━━━━━ EXTRACTED DATA ━━━━━

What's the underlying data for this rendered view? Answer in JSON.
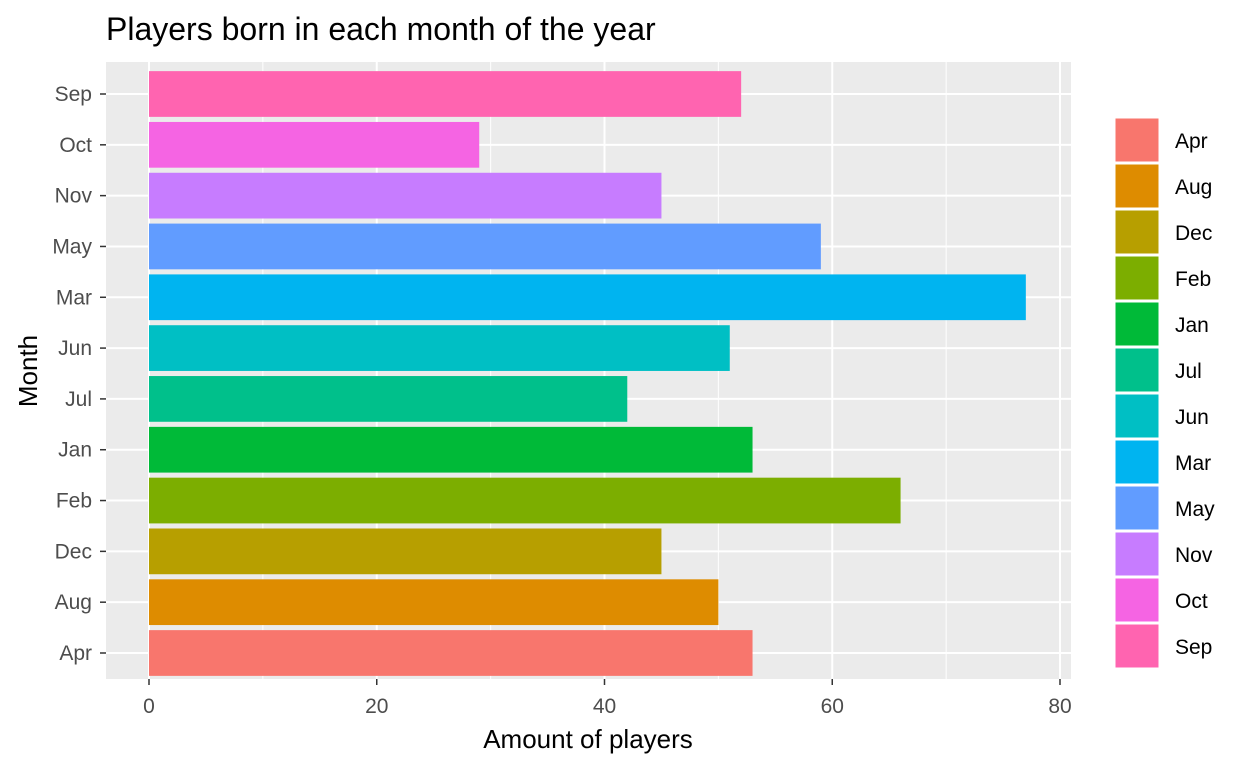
{
  "chart_data": {
    "type": "bar",
    "orientation": "horizontal",
    "title": "Players born in each month of the year",
    "xlabel": "Amount of players",
    "ylabel": "Month",
    "xlim": [
      0,
      80
    ],
    "x_ticks": [
      "0",
      "20",
      "40",
      "60",
      "80"
    ],
    "grid": true,
    "legend_placement": "right",
    "categories": [
      "Apr",
      "Aug",
      "Dec",
      "Feb",
      "Jan",
      "Jul",
      "Jun",
      "Mar",
      "May",
      "Nov",
      "Oct",
      "Sep"
    ],
    "values": [
      53,
      50,
      45,
      66,
      53,
      42,
      51,
      77,
      59,
      45,
      29,
      52
    ],
    "colors": [
      "#F8766D",
      "#DE8C00",
      "#B79F00",
      "#7CAE00",
      "#00BA38",
      "#00C08B",
      "#00BFC4",
      "#00B4F0",
      "#619CFF",
      "#C77CFF",
      "#F564E3",
      "#FF64B0"
    ],
    "legend": [
      "Apr",
      "Aug",
      "Dec",
      "Feb",
      "Jan",
      "Jul",
      "Jun",
      "Mar",
      "May",
      "Nov",
      "Oct",
      "Sep"
    ]
  }
}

━━━━━

Copy the records above exactly. The pictures are not part of the copy.

** SOLUTION **
What's the underlying data for this rendered view? Answer in JSON.
{
  "chart_data": {
    "type": "bar",
    "orientation": "horizontal",
    "title": "Players born in each month of the year",
    "xlabel": "Amount of players",
    "ylabel": "Month",
    "xlim": [
      0,
      80
    ],
    "x_ticks": [
      "0",
      "20",
      "40",
      "60",
      "80"
    ],
    "grid": true,
    "legend_placement": "right",
    "categories": [
      "Apr",
      "Aug",
      "Dec",
      "Feb",
      "Jan",
      "Jul",
      "Jun",
      "Mar",
      "May",
      "Nov",
      "Oct",
      "Sep"
    ],
    "values": [
      53,
      50,
      45,
      66,
      53,
      42,
      51,
      77,
      59,
      45,
      29,
      52
    ],
    "colors": [
      "#F8766D",
      "#DE8C00",
      "#B79F00",
      "#7CAE00",
      "#00BA38",
      "#00C08B",
      "#00BFC4",
      "#00B4F0",
      "#619CFF",
      "#C77CFF",
      "#F564E3",
      "#FF64B0"
    ],
    "legend": [
      "Apr",
      "Aug",
      "Dec",
      "Feb",
      "Jan",
      "Jul",
      "Jun",
      "Mar",
      "May",
      "Nov",
      "Oct",
      "Sep"
    ]
  }
}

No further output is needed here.